------ Dataset

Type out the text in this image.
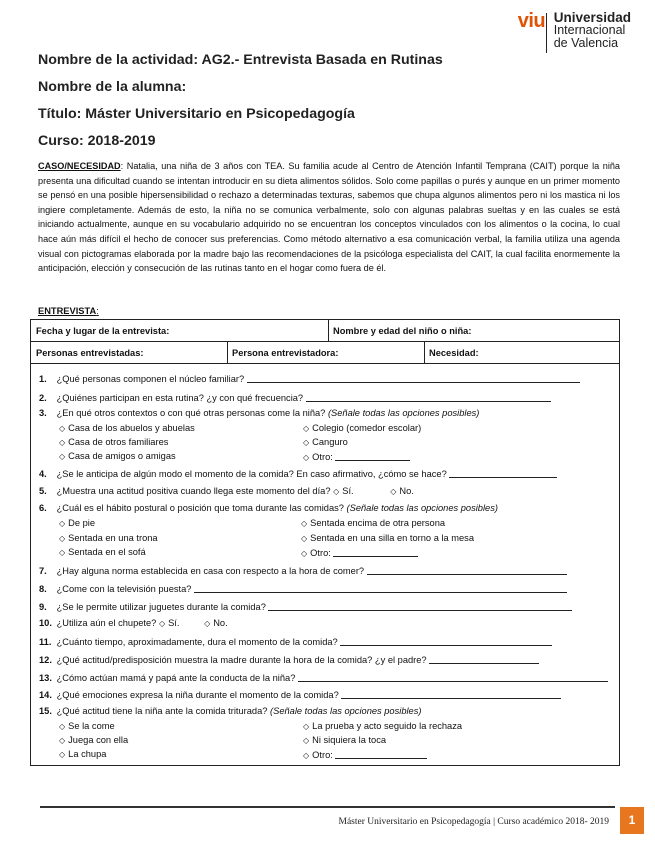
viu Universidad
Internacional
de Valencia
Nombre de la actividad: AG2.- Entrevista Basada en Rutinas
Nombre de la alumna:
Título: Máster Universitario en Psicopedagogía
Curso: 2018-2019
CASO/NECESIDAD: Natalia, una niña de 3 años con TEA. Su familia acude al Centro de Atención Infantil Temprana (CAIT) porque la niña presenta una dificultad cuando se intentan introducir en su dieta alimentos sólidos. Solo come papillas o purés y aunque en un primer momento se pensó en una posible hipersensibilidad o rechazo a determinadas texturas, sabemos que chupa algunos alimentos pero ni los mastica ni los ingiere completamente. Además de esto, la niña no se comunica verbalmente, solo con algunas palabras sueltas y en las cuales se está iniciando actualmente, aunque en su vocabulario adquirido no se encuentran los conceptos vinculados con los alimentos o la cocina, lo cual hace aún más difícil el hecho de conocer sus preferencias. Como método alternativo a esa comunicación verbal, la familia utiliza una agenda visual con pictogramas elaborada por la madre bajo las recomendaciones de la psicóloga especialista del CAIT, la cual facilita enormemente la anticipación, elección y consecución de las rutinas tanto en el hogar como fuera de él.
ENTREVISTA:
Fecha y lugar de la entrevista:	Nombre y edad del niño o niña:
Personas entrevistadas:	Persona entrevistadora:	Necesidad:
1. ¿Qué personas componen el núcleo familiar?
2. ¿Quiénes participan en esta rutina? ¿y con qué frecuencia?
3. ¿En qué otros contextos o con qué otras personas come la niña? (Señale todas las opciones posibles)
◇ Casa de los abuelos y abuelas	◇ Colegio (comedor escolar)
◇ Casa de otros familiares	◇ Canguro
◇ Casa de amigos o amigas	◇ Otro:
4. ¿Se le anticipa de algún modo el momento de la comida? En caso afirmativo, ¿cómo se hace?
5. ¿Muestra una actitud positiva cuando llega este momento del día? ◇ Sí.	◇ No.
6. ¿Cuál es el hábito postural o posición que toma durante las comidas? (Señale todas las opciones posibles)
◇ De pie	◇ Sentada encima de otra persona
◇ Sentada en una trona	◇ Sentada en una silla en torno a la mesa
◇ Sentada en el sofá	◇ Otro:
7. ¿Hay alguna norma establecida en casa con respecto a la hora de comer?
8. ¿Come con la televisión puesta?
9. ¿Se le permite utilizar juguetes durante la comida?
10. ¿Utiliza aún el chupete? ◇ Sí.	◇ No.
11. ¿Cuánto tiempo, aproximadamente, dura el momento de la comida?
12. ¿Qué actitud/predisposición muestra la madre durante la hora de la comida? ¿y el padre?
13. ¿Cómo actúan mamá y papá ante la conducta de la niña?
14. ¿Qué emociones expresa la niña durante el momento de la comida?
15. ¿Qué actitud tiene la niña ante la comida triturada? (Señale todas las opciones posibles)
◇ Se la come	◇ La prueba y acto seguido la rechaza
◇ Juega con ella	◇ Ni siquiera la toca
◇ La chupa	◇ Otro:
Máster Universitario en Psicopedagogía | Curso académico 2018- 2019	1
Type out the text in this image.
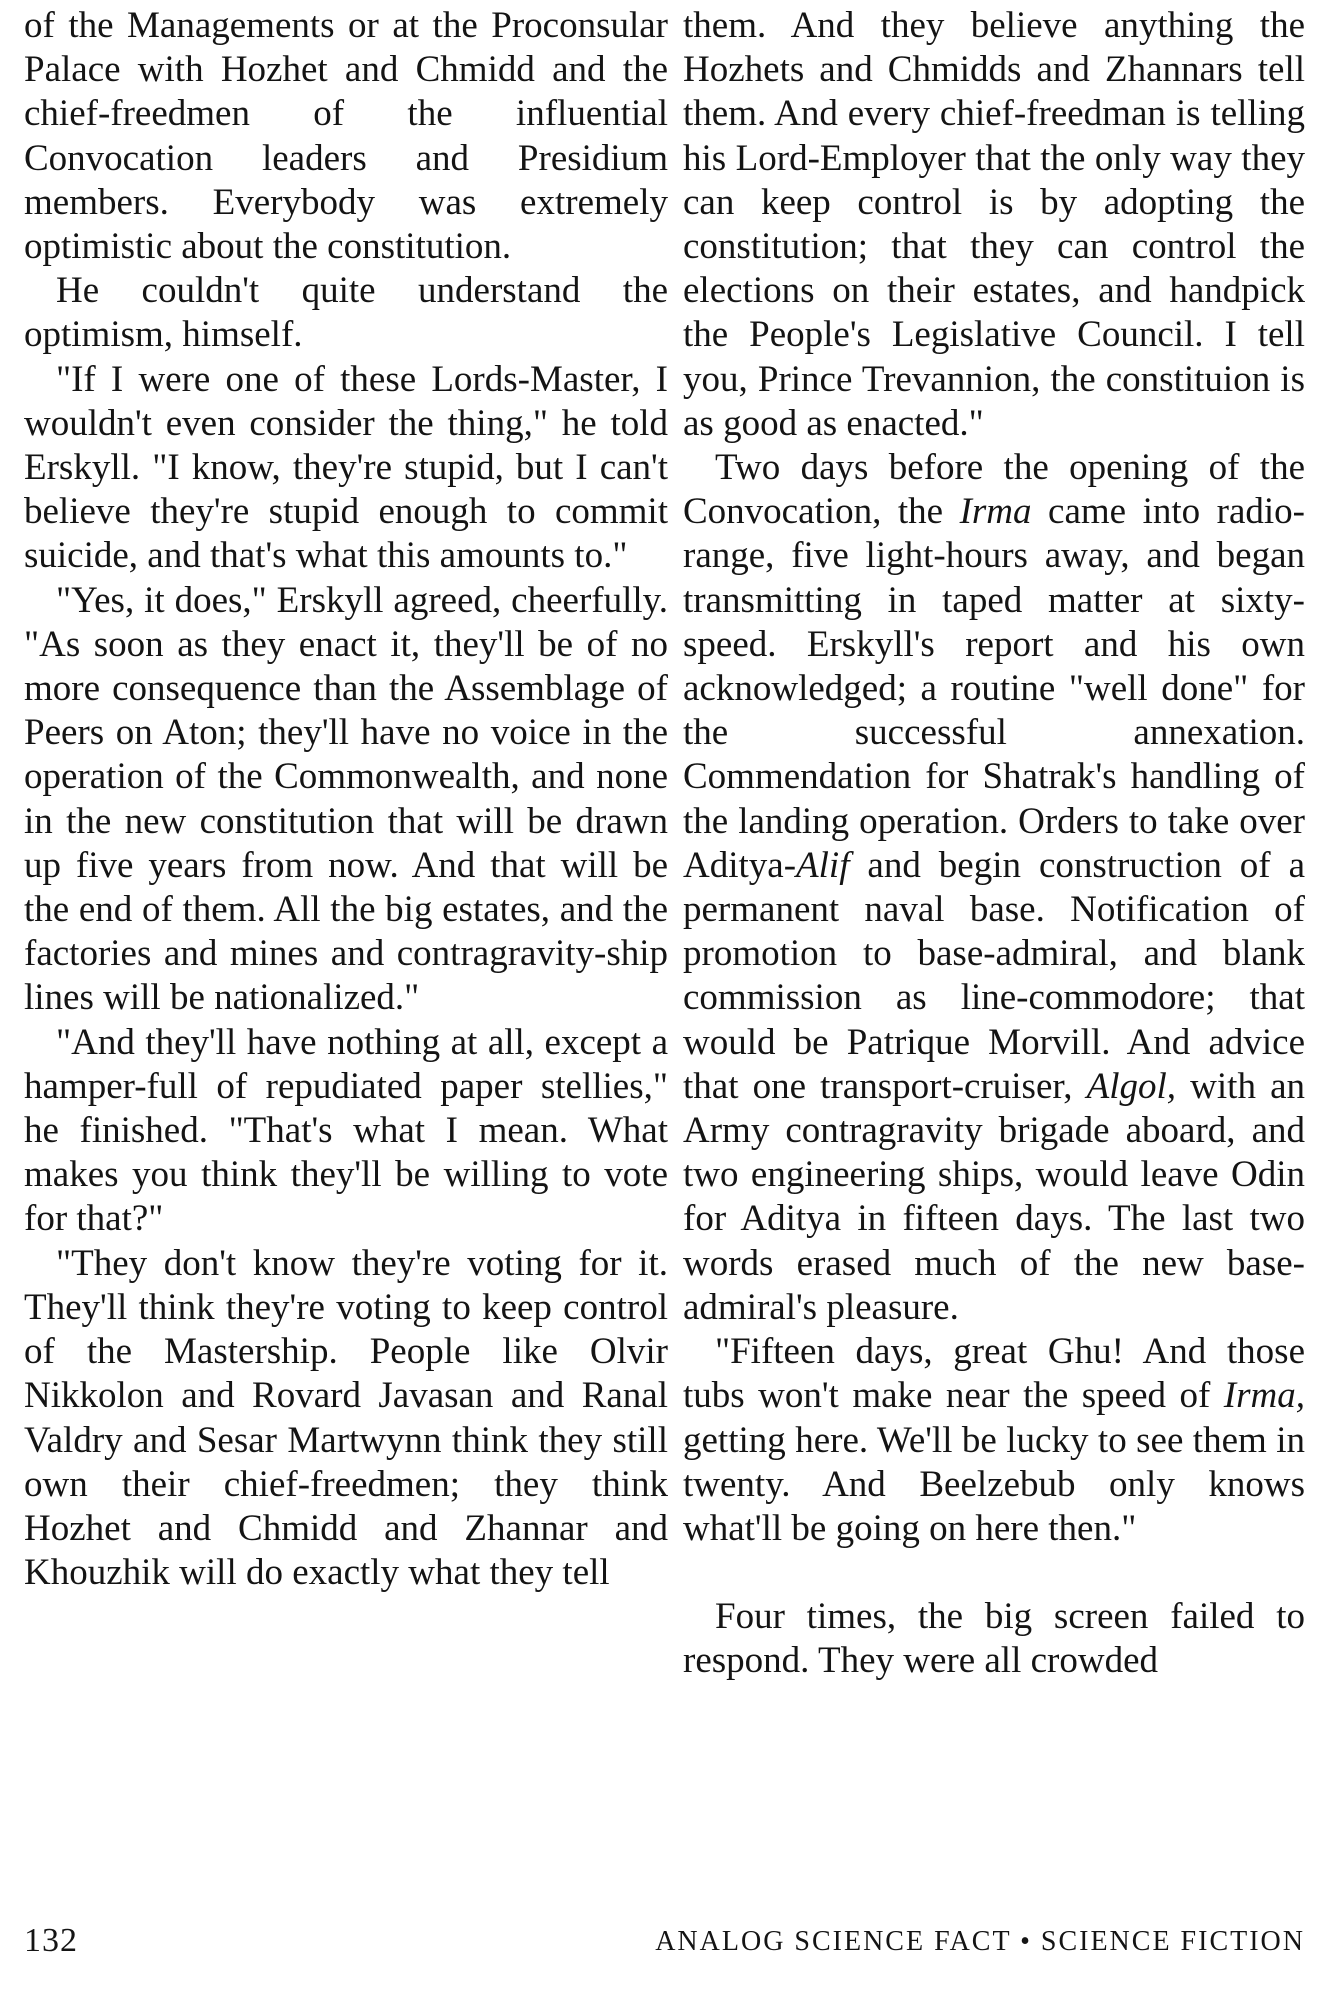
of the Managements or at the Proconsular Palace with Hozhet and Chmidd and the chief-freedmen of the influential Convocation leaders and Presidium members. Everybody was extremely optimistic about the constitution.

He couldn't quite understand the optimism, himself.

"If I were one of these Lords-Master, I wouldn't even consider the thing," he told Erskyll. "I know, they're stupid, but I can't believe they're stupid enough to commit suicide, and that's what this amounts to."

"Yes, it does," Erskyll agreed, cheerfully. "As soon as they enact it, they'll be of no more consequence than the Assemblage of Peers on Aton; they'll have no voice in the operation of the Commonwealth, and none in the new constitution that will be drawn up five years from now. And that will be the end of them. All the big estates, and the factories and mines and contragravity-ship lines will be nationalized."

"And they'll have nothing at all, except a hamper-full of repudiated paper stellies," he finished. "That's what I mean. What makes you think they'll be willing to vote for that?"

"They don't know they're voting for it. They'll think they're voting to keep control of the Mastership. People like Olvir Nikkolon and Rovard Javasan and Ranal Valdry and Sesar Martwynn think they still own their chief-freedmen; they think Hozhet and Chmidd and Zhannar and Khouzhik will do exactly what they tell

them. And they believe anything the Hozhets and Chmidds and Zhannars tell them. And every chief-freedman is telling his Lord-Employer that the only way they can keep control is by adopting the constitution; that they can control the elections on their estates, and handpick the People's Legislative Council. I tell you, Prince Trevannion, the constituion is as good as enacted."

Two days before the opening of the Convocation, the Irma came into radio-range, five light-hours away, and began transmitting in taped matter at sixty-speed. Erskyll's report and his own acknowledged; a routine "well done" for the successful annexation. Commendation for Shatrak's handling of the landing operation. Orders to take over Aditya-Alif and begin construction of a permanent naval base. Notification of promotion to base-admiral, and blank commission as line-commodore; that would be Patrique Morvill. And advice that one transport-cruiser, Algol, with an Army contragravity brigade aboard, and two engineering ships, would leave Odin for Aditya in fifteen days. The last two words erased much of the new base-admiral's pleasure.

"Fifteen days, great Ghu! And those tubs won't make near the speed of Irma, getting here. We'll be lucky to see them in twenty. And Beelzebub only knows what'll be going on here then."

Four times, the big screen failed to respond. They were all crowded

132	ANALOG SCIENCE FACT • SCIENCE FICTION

------------

Task goal: What comes back should match the records exactly, minus any pictures.

Written solution:
Type out the text in this image.
viu Universidad
Internacional
de Valencia
Nombre de la actividad: AG2.- Entrevista Basada en Rutinas
Nombre de la alumna:
Título: Máster Universitario en Psicopedagogía
Curso: 2018-2019
CASO/NECESIDAD: Natalia, una niña de 3 años con TEA. Su familia acude al Centro de Atención Infantil Temprana (CAIT) porque la niña presenta una dificultad cuando se intentan introducir en su dieta alimentos sólidos. Solo come papillas o purés y aunque en un primer momento se pensó en una posible hipersensibilidad o rechazo a determinadas texturas, sabemos que chupa algunos alimentos pero ni los mastica ni los ingiere completamente. Además de esto, la niña no se comunica verbalmente, solo con algunas palabras sueltas y en las cuales se está iniciando actualmente, aunque en su vocabulario adquirido no se encuentran los conceptos vinculados con los alimentos o la cocina, lo cual hace aún más difícil el hecho de conocer sus preferencias. Como método alternativo a esa comunicación verbal, la familia utiliza una agenda visual con pictogramas elaborada por la madre bajo las recomendaciones de la psicóloga especialista del CAIT, la cual facilita enormemente la anticipación, elección y consecución de las rutinas tanto en el hogar como fuera de él.
ENTREVISTA:
Fecha y lugar de la entrevista:	Nombre y edad del niño o niña:
Personas entrevistadas:	Persona entrevistadora:	Necesidad:
1. ¿Qué personas componen el núcleo familiar?
2. ¿Quiénes participan en esta rutina? ¿y con qué frecuencia?
3. ¿En qué otros contextos o con qué otras personas come la niña? (Señale todas las opciones posibles)
◇ Casa de los abuelos y abuelas	◇ Colegio (comedor escolar)
◇ Casa de otros familiares	◇ Canguro
◇ Casa de amigos o amigas	◇ Otro:
4. ¿Se le anticipa de algún modo el momento de la comida? En caso afirmativo, ¿cómo se hace?
5. ¿Muestra una actitud positiva cuando llega este momento del día? ◇ Sí.	◇ No.
6. ¿Cuál es el hábito postural o posición que toma durante las comidas? (Señale todas las opciones posibles)
◇ De pie	◇ Sentada encima de otra persona
◇ Sentada en una trona	◇ Sentada en una silla en torno a la mesa
◇ Sentada en el sofá	◇ Otro:
7. ¿Hay alguna norma establecida en casa con respecto a la hora de comer?
8. ¿Come con la televisión puesta?
9. ¿Se le permite utilizar juguetes durante la comida?
10. ¿Utiliza aún el chupete? ◇ Sí.	◇ No.
11. ¿Cuánto tiempo, aproximadamente, dura el momento de la comida?
12. ¿Qué actitud/predisposición muestra la madre durante la hora de la comida? ¿y el padre?
13. ¿Cómo actúan mamá y papá ante la conducta de la niña?
14. ¿Qué emociones expresa la niña durante el momento de la comida?
15. ¿Qué actitud tiene la niña ante la comida triturada? (Señale todas las opciones posibles)
◇ Se la come	◇ La prueba y acto seguido la rechaza
◇ Juega con ella	◇ Ni siquiera la toca
◇ La chupa	◇ Otro:
Máster Universitario en Psicopedagogía | Curso académico 2018- 2019	1
Type out the text in this image.
of the Managements or at the Proconsular Palace with Hozhet and Chmidd and the chief-freedmen of the influential Convocation leaders and Presidium members. Everybody was extremely optimistic about the constitution.

He couldn't quite understand the optimism, himself.

"If I were one of these Lords-Master, I wouldn't even consider the thing," he told Erskyll. "I know, they're stupid, but I can't believe they're stupid enough to commit suicide, and that's what this amounts to."

"Yes, it does," Erskyll agreed, cheerfully. "As soon as they enact it, they'll be of no more consequence than the Assemblage of Peers on Aton; they'll have no voice in the operation of the Commonwealth, and none in the new constitution that will be drawn up five years from now. And that will be the end of them. All the big estates, and the factories and mines and contragravity-ship lines will be nationalized."

"And they'll have nothing at all, except a hamper-full of repudiated paper stellies," he finished. "That's what I mean. What makes you think they'll be willing to vote for that?"

"They don't know they're voting for it. They'll think they're voting to keep control of the Mastership. People like Olvir Nikkolon and Rovard Javasan and Ranal Valdry and Sesar Martwynn think they still own their chief-freedmen; they think Hozhet and Chmidd and Zhannar and Khouzhik will do exactly what they tell

them. And they believe anything the Hozhets and Chmidds and Zhannars tell them. And every chief-freedman is telling his Lord-Employer that the only way they can keep control is by adopting the constitution; that they can control the elections on their estates, and handpick the People's Legislative Council. I tell you, Prince Trevannion, the constituion is as good as enacted."

Two days before the opening of the Convocation, the Irma came into radio-range, five light-hours away, and began transmitting in taped matter at sixty-speed. Erskyll's report and his own acknowledged; a routine "well done" for the successful annexation. Commendation for Shatrak's handling of the landing operation. Orders to take over Aditya-Alif and begin construction of a permanent naval base. Notification of promotion to base-admiral, and blank commission as line-commodore; that would be Patrique Morvill. And advice that one transport-cruiser, Algol, with an Army contragravity brigade aboard, and two engineering ships, would leave Odin for Aditya in fifteen days. The last two words erased much of the new base-admiral's pleasure.

"Fifteen days, great Ghu! And those tubs won't make near the speed of Irma, getting here. We'll be lucky to see them in twenty. And Beelzebub only knows what'll be going on here then."

Four times, the big screen failed to respond. They were all crowded

132	ANALOG SCIENCE FACT • SCIENCE FICTION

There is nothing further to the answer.